Write out each entry, exactly the way it appears.

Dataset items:
=======

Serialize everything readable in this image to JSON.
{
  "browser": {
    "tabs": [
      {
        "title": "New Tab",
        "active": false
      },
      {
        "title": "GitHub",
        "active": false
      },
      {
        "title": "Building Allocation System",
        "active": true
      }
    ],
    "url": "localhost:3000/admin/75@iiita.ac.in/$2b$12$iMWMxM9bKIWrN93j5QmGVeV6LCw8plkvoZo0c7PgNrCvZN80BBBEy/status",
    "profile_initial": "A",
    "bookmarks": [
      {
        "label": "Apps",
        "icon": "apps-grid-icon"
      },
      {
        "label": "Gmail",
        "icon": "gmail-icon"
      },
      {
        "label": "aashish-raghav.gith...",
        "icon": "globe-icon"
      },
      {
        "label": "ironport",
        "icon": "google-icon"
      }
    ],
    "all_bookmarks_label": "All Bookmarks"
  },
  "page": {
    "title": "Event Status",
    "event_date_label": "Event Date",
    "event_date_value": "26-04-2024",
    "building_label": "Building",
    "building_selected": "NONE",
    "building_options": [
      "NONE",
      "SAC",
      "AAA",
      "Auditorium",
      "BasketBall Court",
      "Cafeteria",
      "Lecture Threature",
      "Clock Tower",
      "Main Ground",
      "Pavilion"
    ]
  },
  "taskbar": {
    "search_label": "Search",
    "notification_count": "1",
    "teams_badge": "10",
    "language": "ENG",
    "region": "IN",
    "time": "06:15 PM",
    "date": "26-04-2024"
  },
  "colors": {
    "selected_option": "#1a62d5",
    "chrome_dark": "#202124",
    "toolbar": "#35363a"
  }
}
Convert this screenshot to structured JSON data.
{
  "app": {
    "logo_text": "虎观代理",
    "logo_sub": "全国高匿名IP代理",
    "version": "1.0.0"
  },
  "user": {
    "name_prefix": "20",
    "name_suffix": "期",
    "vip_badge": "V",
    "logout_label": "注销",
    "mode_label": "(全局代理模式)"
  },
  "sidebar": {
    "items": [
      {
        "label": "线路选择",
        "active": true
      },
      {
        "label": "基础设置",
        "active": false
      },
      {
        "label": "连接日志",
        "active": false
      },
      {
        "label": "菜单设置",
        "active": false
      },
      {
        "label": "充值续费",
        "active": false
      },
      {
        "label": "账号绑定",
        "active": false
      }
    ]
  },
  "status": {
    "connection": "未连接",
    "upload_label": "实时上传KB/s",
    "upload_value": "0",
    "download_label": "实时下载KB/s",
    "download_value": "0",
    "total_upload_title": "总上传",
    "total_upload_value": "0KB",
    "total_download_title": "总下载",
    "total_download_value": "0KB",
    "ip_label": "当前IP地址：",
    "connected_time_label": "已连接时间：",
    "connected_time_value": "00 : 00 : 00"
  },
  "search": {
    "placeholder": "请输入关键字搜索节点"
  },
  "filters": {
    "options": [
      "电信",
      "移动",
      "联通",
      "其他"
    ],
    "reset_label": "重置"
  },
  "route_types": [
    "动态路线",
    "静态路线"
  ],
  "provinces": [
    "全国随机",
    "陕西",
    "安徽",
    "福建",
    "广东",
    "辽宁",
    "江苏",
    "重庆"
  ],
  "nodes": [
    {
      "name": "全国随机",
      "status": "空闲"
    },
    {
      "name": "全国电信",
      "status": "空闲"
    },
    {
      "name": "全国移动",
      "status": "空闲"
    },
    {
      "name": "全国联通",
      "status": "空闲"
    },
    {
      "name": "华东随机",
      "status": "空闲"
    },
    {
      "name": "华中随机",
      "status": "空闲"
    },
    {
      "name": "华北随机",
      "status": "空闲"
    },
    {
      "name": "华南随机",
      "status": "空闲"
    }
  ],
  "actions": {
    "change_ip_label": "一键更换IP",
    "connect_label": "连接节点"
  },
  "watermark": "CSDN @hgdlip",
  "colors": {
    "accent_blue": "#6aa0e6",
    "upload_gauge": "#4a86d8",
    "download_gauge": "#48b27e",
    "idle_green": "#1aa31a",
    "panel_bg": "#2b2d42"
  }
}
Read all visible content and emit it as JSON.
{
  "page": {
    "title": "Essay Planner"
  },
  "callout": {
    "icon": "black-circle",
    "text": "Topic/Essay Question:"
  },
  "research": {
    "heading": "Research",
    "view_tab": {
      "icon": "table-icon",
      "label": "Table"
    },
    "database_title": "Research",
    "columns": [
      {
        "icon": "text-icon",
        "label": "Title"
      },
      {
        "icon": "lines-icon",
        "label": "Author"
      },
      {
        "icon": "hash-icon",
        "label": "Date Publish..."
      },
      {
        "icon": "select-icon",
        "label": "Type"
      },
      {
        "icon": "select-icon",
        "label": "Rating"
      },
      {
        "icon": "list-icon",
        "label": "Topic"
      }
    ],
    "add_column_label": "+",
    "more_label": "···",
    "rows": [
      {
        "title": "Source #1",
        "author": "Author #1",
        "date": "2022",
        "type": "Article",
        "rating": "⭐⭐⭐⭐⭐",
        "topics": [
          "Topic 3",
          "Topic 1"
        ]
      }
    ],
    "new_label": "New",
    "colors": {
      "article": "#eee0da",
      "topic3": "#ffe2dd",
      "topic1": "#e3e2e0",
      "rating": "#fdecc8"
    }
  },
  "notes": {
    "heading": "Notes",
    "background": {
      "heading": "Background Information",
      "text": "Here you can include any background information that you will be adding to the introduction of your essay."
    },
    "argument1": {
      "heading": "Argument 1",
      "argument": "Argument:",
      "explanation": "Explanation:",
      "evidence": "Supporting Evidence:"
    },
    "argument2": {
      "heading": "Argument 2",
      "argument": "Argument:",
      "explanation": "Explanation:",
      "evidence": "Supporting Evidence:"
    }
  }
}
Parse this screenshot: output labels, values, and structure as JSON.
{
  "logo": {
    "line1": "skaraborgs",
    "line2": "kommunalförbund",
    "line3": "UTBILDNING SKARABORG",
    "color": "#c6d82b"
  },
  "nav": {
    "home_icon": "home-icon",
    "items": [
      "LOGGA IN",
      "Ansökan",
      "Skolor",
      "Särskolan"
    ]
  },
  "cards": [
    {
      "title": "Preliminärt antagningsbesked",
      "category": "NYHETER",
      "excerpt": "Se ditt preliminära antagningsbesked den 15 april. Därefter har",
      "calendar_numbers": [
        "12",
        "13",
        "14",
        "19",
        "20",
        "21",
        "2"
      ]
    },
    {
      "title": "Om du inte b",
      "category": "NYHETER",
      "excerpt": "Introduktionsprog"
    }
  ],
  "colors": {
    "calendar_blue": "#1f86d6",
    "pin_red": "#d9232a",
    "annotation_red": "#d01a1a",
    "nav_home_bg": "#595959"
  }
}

=======

COMPLETE OUTPUT:
Serialize everything readable in this image to JSON.
{
  "browser": {
    "tabs": [
      {
        "title": "New Tab",
        "active": false
      },
      {
        "title": "GitHub",
        "active": false
      },
      {
        "title": "Building Allocation System",
        "active": true
      }
    ],
    "url": "localhost:3000/admin/75@iiita.ac.in/$2b$12$iMWMxM9bKIWrN93j5QmGVeV6LCw8plkvoZo0c7PgNrCvZN80BBBEy/status",
    "profile_initial": "A",
    "bookmarks": [
      {
        "label": "Apps",
        "icon": "apps-grid-icon"
      },
      {
        "label": "Gmail",
        "icon": "gmail-icon"
      },
      {
        "label": "aashish-raghav.gith...",
        "icon": "globe-icon"
      },
      {
        "label": "ironport",
        "icon": "google-icon"
      }
    ],
    "all_bookmarks_label": "All Bookmarks"
  },
  "page": {
    "title": "Event Status",
    "event_date_label": "Event Date",
    "event_date_value": "26-04-2024",
    "building_label": "Building",
    "building_selected": "NONE",
    "building_options": [
      "NONE",
      "SAC",
      "AAA",
      "Auditorium",
      "BasketBall Court",
      "Cafeteria",
      "Lecture Threature",
      "Clock Tower",
      "Main Ground",
      "Pavilion"
    ]
  },
  "taskbar": {
    "search_label": "Search",
    "notification_count": "1",
    "teams_badge": "10",
    "language": "ENG",
    "region": "IN",
    "time": "06:15 PM",
    "date": "26-04-2024"
  },
  "colors": {
    "selected_option": "#1a62d5",
    "chrome_dark": "#202124",
    "toolbar": "#35363a"
  }
}
Convert this screenshot to structured JSON data.
{
  "app": {
    "logo_text": "虎观代理",
    "logo_sub": "全国高匿名IP代理",
    "version": "1.0.0"
  },
  "user": {
    "name_prefix": "20",
    "name_suffix": "期",
    "vip_badge": "V",
    "logout_label": "注销",
    "mode_label": "(全局代理模式)"
  },
  "sidebar": {
    "items": [
      {
        "label": "线路选择",
        "active": true
      },
      {
        "label": "基础设置",
        "active": false
      },
      {
        "label": "连接日志",
        "active": false
      },
      {
        "label": "菜单设置",
        "active": false
      },
      {
        "label": "充值续费",
        "active": false
      },
      {
        "label": "账号绑定",
        "active": false
      }
    ]
  },
  "status": {
    "connection": "未连接",
    "upload_label": "实时上传KB/s",
    "upload_value": "0",
    "download_label": "实时下载KB/s",
    "download_value": "0",
    "total_upload_title": "总上传",
    "total_upload_value": "0KB",
    "total_download_title": "总下载",
    "total_download_value": "0KB",
    "ip_label": "当前IP地址：",
    "connected_time_label": "已连接时间：",
    "connected_time_value": "00 : 00 : 00"
  },
  "search": {
    "placeholder": "请输入关键字搜索节点"
  },
  "filters": {
    "options": [
      "电信",
      "移动",
      "联通",
      "其他"
    ],
    "reset_label": "重置"
  },
  "route_types": [
    "动态路线",
    "静态路线"
  ],
  "provinces": [
    "全国随机",
    "陕西",
    "安徽",
    "福建",
    "广东",
    "辽宁",
    "江苏",
    "重庆"
  ],
  "nodes": [
    {
      "name": "全国随机",
      "status": "空闲"
    },
    {
      "name": "全国电信",
      "status": "空闲"
    },
    {
      "name": "全国移动",
      "status": "空闲"
    },
    {
      "name": "全国联通",
      "status": "空闲"
    },
    {
      "name": "华东随机",
      "status": "空闲"
    },
    {
      "name": "华中随机",
      "status": "空闲"
    },
    {
      "name": "华北随机",
      "status": "空闲"
    },
    {
      "name": "华南随机",
      "status": "空闲"
    }
  ],
  "actions": {
    "change_ip_label": "一键更换IP",
    "connect_label": "连接节点"
  },
  "watermark": "CSDN @hgdlip",
  "colors": {
    "accent_blue": "#6aa0e6",
    "upload_gauge": "#4a86d8",
    "download_gauge": "#48b27e",
    "idle_green": "#1aa31a",
    "panel_bg": "#2b2d42"
  }
}
Read all visible content and emit it as JSON.
{
  "page": {
    "title": "Essay Planner"
  },
  "callout": {
    "icon": "black-circle",
    "text": "Topic/Essay Question:"
  },
  "research": {
    "heading": "Research",
    "view_tab": {
      "icon": "table-icon",
      "label": "Table"
    },
    "database_title": "Research",
    "columns": [
      {
        "icon": "text-icon",
        "label": "Title"
      },
      {
        "icon": "lines-icon",
        "label": "Author"
      },
      {
        "icon": "hash-icon",
        "label": "Date Publish..."
      },
      {
        "icon": "select-icon",
        "label": "Type"
      },
      {
        "icon": "select-icon",
        "label": "Rating"
      },
      {
        "icon": "list-icon",
        "label": "Topic"
      }
    ],
    "add_column_label": "+",
    "more_label": "···",
    "rows": [
      {
        "title": "Source #1",
        "author": "Author #1",
        "date": "2022",
        "type": "Article",
        "rating": "⭐⭐⭐⭐⭐",
        "topics": [
          "Topic 3",
          "Topic 1"
        ]
      }
    ],
    "new_label": "New",
    "colors": {
      "article": "#eee0da",
      "topic3": "#ffe2dd",
      "topic1": "#e3e2e0",
      "rating": "#fdecc8"
    }
  },
  "notes": {
    "heading": "Notes",
    "background": {
      "heading": "Background Information",
      "text": "Here you can include any background information that you will be adding to the introduction of your essay."
    },
    "argument1": {
      "heading": "Argument 1",
      "argument": "Argument:",
      "explanation": "Explanation:",
      "evidence": "Supporting Evidence:"
    },
    "argument2": {
      "heading": "Argument 2",
      "argument": "Argument:",
      "explanation": "Explanation:",
      "evidence": "Supporting Evidence:"
    }
  }
}
Parse this screenshot: output labels, values, and structure as JSON.
{
  "logo": {
    "line1": "skaraborgs",
    "line2": "kommunalförbund",
    "line3": "UTBILDNING SKARABORG",
    "color": "#c6d82b"
  },
  "nav": {
    "home_icon": "home-icon",
    "items": [
      "LOGGA IN",
      "Ansökan",
      "Skolor",
      "Särskolan"
    ]
  },
  "cards": [
    {
      "title": "Preliminärt antagningsbesked",
      "category": "NYHETER",
      "excerpt": "Se ditt preliminära antagningsbesked den 15 april. Därefter har",
      "calendar_numbers": [
        "12",
        "13",
        "14",
        "19",
        "20",
        "21",
        "2"
      ]
    },
    {
      "title": "Om du inte b",
      "category": "NYHETER",
      "excerpt": "Introduktionsprog"
    }
  ],
  "colors": {
    "calendar_blue": "#1f86d6",
    "pin_red": "#d9232a",
    "annotation_red": "#d01a1a",
    "nav_home_bg": "#595959"
  }
}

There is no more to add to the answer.